- _Problems and tasks_:
**a.** In the page on variances of random variables, which property is used to find the variance of a Bernoulli random variable?
**b.** Continue the page on variances of random variables from the point where it stops.

Examples of variances of random variables

Let’s revisit some of the distributions we encountered in the earlier and calculate their variances. We will do it both analytically, and using scipy.stats.

Example: Variance of a Bernoulli random variable

Take a Bernoulli random variable:

\[ X \sim \text{Bernoulli}(\theta). \]

We have already found that this expectation is:

\[ \mu = \mathbb{E}[X] = \theta. \]

To find the variance we are going to use Variance Property 3. For this we need to find the expectation of the square:

\[\begin{split} \begin{split} \mathbb{E}[X^2] &= \sum_x x^2 p(x)\\ &= 0^2 p(X=0) + 1^2 p(X=1)\\ &= \theta. \end{split} \end{split}\]

So, we have:

\[ \mathbb{V}[X] = \mathbb{E}[X^2] - \mu^2 = \theta - \theta^2 = \theta (1 - \theta). \]

And here is how we can do it using scipy.stats:

import matplotlib.pyplot as plt
%matplotlib inline
import seaborn as sns
sns.set(rc={"figure.dpi":100, 'savefig.dpi':300})
sns.set_context('notebook')
sns.set_style("ticks")
from IPython.display import set_matplotlib_formats
set_matplotlib_formats('retina', 'svg')
import numpy as np
import scipy.stats as st
theta = 0.7
X = st.bernoulli(theta)

- _Dataset section_:

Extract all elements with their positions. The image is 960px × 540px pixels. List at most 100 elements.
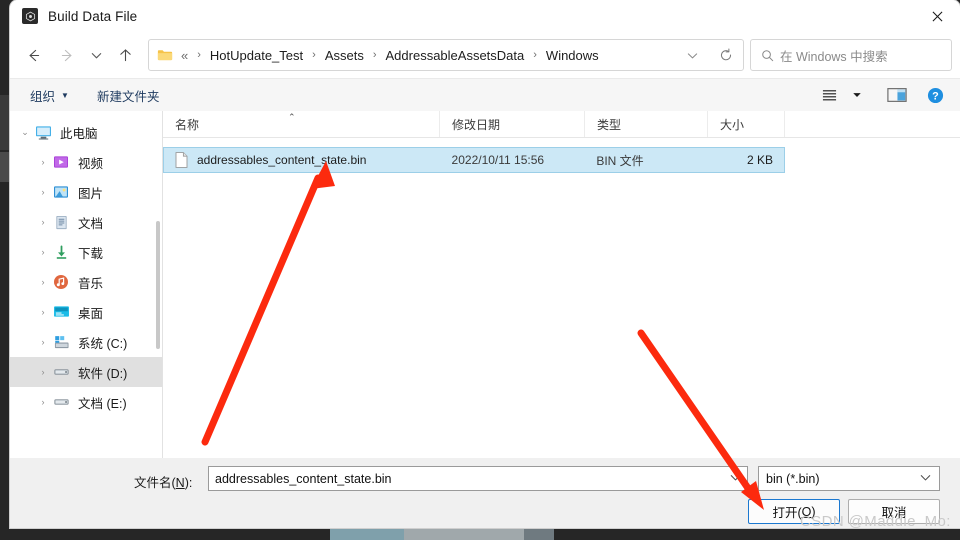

- _Solved tasks_:
**a.** Variance Property 3.

**b.**
Now that we have made the random variable we can get its expectation by X.var():

print('V[X] = {0:1.2f}'.format(X.var()))
print('Compare to theta * (1 - theta) = {0:1.2f}'.format(theta * (1 - theta)))
V[X] = 0.21
Compare to theta * (1 - theta) = 0.21

The standard deviation is just the square root of the variance:

\[ \sigma = \sqrt{\theta (1-\theta)}. \]

In scipy.stats you can get it by X.std():

print('std of X = {0:1.2f}'.format(X.std()))
std of X = 0.46

Example: Variance of a uniform random variable

Take

\[ X \sim U([a,b]). \]

Remember that the PDF is:

\[ p(x) = \frac{1}{b-a}, \]

when \(x\) is in \([a,b]\) and zero otherwise.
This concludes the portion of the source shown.